## Task statement
Copy every line of the material below word for word.

[Collected data entries]

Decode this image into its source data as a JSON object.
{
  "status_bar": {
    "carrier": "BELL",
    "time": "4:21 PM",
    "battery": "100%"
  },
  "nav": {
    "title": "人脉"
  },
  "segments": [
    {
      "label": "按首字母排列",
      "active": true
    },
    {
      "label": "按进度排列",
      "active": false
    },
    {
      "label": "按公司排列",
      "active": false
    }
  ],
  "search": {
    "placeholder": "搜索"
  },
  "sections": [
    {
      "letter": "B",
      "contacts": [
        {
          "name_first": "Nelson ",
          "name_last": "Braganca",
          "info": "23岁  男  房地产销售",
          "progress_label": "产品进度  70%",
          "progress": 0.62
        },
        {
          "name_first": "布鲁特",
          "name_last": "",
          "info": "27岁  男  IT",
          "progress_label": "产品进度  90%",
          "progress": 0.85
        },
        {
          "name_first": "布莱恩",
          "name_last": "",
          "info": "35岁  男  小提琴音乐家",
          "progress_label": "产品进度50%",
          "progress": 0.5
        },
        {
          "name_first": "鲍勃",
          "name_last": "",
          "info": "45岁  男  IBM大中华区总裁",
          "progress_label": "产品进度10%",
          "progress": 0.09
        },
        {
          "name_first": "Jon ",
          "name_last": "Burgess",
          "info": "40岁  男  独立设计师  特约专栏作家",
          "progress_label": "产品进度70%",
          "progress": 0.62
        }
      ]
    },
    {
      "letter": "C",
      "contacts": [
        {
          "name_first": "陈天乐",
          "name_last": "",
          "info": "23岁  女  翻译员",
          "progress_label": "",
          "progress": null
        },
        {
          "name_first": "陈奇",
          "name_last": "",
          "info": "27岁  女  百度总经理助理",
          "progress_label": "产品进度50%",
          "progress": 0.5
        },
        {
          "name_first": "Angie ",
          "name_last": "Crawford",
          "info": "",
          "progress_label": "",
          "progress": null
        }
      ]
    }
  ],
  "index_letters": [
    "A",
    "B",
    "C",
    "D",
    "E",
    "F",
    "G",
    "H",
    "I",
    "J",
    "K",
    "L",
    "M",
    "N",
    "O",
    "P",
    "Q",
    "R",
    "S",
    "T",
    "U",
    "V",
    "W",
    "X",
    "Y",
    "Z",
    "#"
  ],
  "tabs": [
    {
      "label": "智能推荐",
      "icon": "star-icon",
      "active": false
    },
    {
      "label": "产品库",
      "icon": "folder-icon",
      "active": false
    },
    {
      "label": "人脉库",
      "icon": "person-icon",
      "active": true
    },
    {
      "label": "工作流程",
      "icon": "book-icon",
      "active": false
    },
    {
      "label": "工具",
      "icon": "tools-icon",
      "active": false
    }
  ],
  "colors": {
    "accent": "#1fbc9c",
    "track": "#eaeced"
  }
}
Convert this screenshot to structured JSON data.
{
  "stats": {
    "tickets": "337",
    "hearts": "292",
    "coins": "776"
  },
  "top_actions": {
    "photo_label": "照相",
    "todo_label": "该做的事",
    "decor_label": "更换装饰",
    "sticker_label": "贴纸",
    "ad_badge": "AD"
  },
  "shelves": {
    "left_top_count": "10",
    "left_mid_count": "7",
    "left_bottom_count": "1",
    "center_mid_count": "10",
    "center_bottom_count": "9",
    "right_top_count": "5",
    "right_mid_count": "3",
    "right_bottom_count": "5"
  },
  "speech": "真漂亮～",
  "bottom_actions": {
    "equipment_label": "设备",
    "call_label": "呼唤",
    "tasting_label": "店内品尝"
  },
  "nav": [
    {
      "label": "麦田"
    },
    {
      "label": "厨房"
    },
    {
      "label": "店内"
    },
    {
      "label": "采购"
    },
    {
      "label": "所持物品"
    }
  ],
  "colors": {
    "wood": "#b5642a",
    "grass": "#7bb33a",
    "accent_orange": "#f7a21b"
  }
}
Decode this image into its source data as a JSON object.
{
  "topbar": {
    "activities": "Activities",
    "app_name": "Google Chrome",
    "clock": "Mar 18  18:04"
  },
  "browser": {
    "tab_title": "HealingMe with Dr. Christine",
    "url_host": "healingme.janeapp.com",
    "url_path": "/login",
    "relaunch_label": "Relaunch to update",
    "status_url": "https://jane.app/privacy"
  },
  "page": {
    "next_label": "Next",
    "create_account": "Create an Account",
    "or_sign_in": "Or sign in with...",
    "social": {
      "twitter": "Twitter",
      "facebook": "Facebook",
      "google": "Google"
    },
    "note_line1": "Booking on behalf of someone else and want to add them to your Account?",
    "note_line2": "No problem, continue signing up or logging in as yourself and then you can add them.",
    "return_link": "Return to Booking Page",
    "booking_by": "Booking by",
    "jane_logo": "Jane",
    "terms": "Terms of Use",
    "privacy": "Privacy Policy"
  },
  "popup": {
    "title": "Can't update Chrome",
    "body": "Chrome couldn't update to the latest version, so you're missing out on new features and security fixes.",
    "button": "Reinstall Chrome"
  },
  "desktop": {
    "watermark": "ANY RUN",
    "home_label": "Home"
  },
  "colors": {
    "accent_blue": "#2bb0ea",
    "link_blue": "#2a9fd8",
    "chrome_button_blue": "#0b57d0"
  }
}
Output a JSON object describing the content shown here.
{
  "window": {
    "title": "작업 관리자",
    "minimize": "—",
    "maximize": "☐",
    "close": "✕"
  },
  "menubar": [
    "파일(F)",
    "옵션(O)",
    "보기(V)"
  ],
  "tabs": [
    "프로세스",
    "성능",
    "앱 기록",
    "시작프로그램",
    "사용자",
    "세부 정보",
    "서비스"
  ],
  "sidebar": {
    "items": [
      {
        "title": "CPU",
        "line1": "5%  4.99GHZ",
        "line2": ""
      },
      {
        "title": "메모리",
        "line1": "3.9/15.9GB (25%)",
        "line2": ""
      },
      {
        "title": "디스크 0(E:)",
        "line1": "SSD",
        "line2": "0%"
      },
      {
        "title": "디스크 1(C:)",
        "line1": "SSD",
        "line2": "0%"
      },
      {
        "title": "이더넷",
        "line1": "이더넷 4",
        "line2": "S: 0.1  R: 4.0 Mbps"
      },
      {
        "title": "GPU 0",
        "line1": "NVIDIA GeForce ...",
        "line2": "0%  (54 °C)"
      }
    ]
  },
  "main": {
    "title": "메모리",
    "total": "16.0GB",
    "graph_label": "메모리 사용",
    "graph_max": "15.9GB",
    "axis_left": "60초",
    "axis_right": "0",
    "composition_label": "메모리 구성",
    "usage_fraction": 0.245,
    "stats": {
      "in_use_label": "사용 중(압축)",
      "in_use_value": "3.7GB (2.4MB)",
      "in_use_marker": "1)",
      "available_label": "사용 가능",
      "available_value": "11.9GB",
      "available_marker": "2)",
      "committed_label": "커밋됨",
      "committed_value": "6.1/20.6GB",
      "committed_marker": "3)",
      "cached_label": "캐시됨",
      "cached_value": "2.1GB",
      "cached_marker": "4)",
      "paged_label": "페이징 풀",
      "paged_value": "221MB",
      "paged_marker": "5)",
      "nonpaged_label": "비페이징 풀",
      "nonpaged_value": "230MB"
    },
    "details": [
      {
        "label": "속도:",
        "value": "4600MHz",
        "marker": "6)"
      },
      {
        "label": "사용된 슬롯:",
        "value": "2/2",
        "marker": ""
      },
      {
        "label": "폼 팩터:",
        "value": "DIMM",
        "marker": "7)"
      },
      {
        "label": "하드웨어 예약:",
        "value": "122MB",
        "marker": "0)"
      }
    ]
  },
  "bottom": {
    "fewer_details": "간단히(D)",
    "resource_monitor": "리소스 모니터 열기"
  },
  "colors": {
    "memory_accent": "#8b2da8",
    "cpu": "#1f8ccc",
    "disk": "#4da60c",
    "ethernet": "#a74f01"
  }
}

## Correct response
Decode this image into its source data as a JSON object.
{
  "status_bar": {
    "carrier": "BELL",
    "time": "4:21 PM",
    "battery": "100%"
  },
  "nav": {
    "title": "人脉"
  },
  "segments": [
    {
      "label": "按首字母排列",
      "active": true
    },
    {
      "label": "按进度排列",
      "active": false
    },
    {
      "label": "按公司排列",
      "active": false
    }
  ],
  "search": {
    "placeholder": "搜索"
  },
  "sections": [
    {
      "letter": "B",
      "contacts": [
        {
          "name_first": "Nelson ",
          "name_last": "Braganca",
          "info": "23岁  男  房地产销售",
          "progress_label": "产品进度  70%",
          "progress": 0.62
        },
        {
          "name_first": "布鲁特",
          "name_last": "",
          "info": "27岁  男  IT",
          "progress_label": "产品进度  90%",
          "progress": 0.85
        },
        {
          "name_first": "布莱恩",
          "name_last": "",
          "info": "35岁  男  小提琴音乐家",
          "progress_label": "产品进度50%",
          "progress": 0.5
        },
        {
          "name_first": "鲍勃",
          "name_last": "",
          "info": "45岁  男  IBM大中华区总裁",
          "progress_label": "产品进度10%",
          "progress": 0.09
        },
        {
          "name_first": "Jon ",
          "name_last": "Burgess",
          "info": "40岁  男  独立设计师  特约专栏作家",
          "progress_label": "产品进度70%",
          "progress": 0.62
        }
      ]
    },
    {
      "letter": "C",
      "contacts": [
        {
          "name_first": "陈天乐",
          "name_last": "",
          "info": "23岁  女  翻译员",
          "progress_label": "",
          "progress": null
        },
        {
          "name_first": "陈奇",
          "name_last": "",
          "info": "27岁  女  百度总经理助理",
          "progress_label": "产品进度50%",
          "progress": 0.5
        },
        {
          "name_first": "Angie ",
          "name_last": "Crawford",
          "info": "",
          "progress_label": "",
          "progress": null
        }
      ]
    }
  ],
  "index_letters": [
    "A",
    "B",
    "C",
    "D",
    "E",
    "F",
    "G",
    "H",
    "I",
    "J",
    "K",
    "L",
    "M",
    "N",
    "O",
    "P",
    "Q",
    "R",
    "S",
    "T",
    "U",
    "V",
    "W",
    "X",
    "Y",
    "Z",
    "#"
  ],
  "tabs": [
    {
      "label": "智能推荐",
      "icon": "star-icon",
      "active": false
    },
    {
      "label": "产品库",
      "icon": "folder-icon",
      "active": false
    },
    {
      "label": "人脉库",
      "icon": "person-icon",
      "active": true
    },
    {
      "label": "工作流程",
      "icon": "book-icon",
      "active": false
    },
    {
      "label": "工具",
      "icon": "tools-icon",
      "active": false
    }
  ],
  "colors": {
    "accent": "#1fbc9c",
    "track": "#eaeced"
  }
}
Convert this screenshot to structured JSON data.
{
  "stats": {
    "tickets": "337",
    "hearts": "292",
    "coins": "776"
  },
  "top_actions": {
    "photo_label": "照相",
    "todo_label": "该做的事",
    "decor_label": "更换装饰",
    "sticker_label": "贴纸",
    "ad_badge": "AD"
  },
  "shelves": {
    "left_top_count": "10",
    "left_mid_count": "7",
    "left_bottom_count": "1",
    "center_mid_count": "10",
    "center_bottom_count": "9",
    "right_top_count": "5",
    "right_mid_count": "3",
    "right_bottom_count": "5"
  },
  "speech": "真漂亮～",
  "bottom_actions": {
    "equipment_label": "设备",
    "call_label": "呼唤",
    "tasting_label": "店内品尝"
  },
  "nav": [
    {
      "label": "麦田"
    },
    {
      "label": "厨房"
    },
    {
      "label": "店内"
    },
    {
      "label": "采购"
    },
    {
      "label": "所持物品"
    }
  ],
  "colors": {
    "wood": "#b5642a",
    "grass": "#7bb33a",
    "accent_orange": "#f7a21b"
  }
}
Decode this image into its source data as a JSON object.
{
  "topbar": {
    "activities": "Activities",
    "app_name": "Google Chrome",
    "clock": "Mar 18  18:04"
  },
  "browser": {
    "tab_title": "HealingMe with Dr. Christine",
    "url_host": "healingme.janeapp.com",
    "url_path": "/login",
    "relaunch_label": "Relaunch to update",
    "status_url": "https://jane.app/privacy"
  },
  "page": {
    "next_label": "Next",
    "create_account": "Create an Account",
    "or_sign_in": "Or sign in with...",
    "social": {
      "twitter": "Twitter",
      "facebook": "Facebook",
      "google": "Google"
    },
    "note_line1": "Booking on behalf of someone else and want to add them to your Account?",
    "note_line2": "No problem, continue signing up or logging in as yourself and then you can add them.",
    "return_link": "Return to Booking Page",
    "booking_by": "Booking by",
    "jane_logo": "Jane",
    "terms": "Terms of Use",
    "privacy": "Privacy Policy"
  },
  "popup": {
    "title": "Can't update Chrome",
    "body": "Chrome couldn't update to the latest version, so you're missing out on new features and security fixes.",
    "button": "Reinstall Chrome"
  },
  "desktop": {
    "watermark": "ANY RUN",
    "home_label": "Home"
  },
  "colors": {
    "accent_blue": "#2bb0ea",
    "link_blue": "#2a9fd8",
    "chrome_button_blue": "#0b57d0"
  }
}
Output a JSON object describing the content shown here.
{
  "window": {
    "title": "작업 관리자",
    "minimize": "—",
    "maximize": "☐",
    "close": "✕"
  },
  "menubar": [
    "파일(F)",
    "옵션(O)",
    "보기(V)"
  ],
  "tabs": [
    "프로세스",
    "성능",
    "앱 기록",
    "시작프로그램",
    "사용자",
    "세부 정보",
    "서비스"
  ],
  "sidebar": {
    "items": [
      {
        "title": "CPU",
        "line1": "5%  4.99GHZ",
        "line2": ""
      },
      {
        "title": "메모리",
        "line1": "3.9/15.9GB (25%)",
        "line2": ""
      },
      {
        "title": "디스크 0(E:)",
        "line1": "SSD",
        "line2": "0%"
      },
      {
        "title": "디스크 1(C:)",
        "line1": "SSD",
        "line2": "0%"
      },
      {
        "title": "이더넷",
        "line1": "이더넷 4",
        "line2": "S: 0.1  R: 4.0 Mbps"
      },
      {
        "title": "GPU 0",
        "line1": "NVIDIA GeForce ...",
        "line2": "0%  (54 °C)"
      }
    ]
  },
  "main": {
    "title": "메모리",
    "total": "16.0GB",
    "graph_label": "메모리 사용",
    "graph_max": "15.9GB",
    "axis_left": "60초",
    "axis_right": "0",
    "composition_label": "메모리 구성",
    "usage_fraction": 0.245,
    "stats": {
      "in_use_label": "사용 중(압축)",
      "in_use_value": "3.7GB (2.4MB)",
      "in_use_marker": "1)",
      "available_label": "사용 가능",
      "available_value": "11.9GB",
      "available_marker": "2)",
      "committed_label": "커밋됨",
      "committed_value": "6.1/20.6GB",
      "committed_marker": "3)",
      "cached_label": "캐시됨",
      "cached_value": "2.1GB",
      "cached_marker": "4)",
      "paged_label": "페이징 풀",
      "paged_value": "221MB",
      "paged_marker": "5)",
      "nonpaged_label": "비페이징 풀",
      "nonpaged_value": "230MB"
    },
    "details": [
      {
        "label": "속도:",
        "value": "4600MHz",
        "marker": "6)"
      },
      {
        "label": "사용된 슬롯:",
        "value": "2/2",
        "marker": ""
      },
      {
        "label": "폼 팩터:",
        "value": "DIMM",
        "marker": "7)"
      },
      {
        "label": "하드웨어 예약:",
        "value": "122MB",
        "marker": "0)"
      }
    ]
  },
  "bottom": {
    "fewer_details": "간단히(D)",
    "resource_monitor": "리소스 모니터 열기"
  },
  "colors": {
    "memory_accent": "#8b2da8",
    "cpu": "#1f8ccc",
    "disk": "#4da60c",
    "ethernet": "#a74f01"
  }
}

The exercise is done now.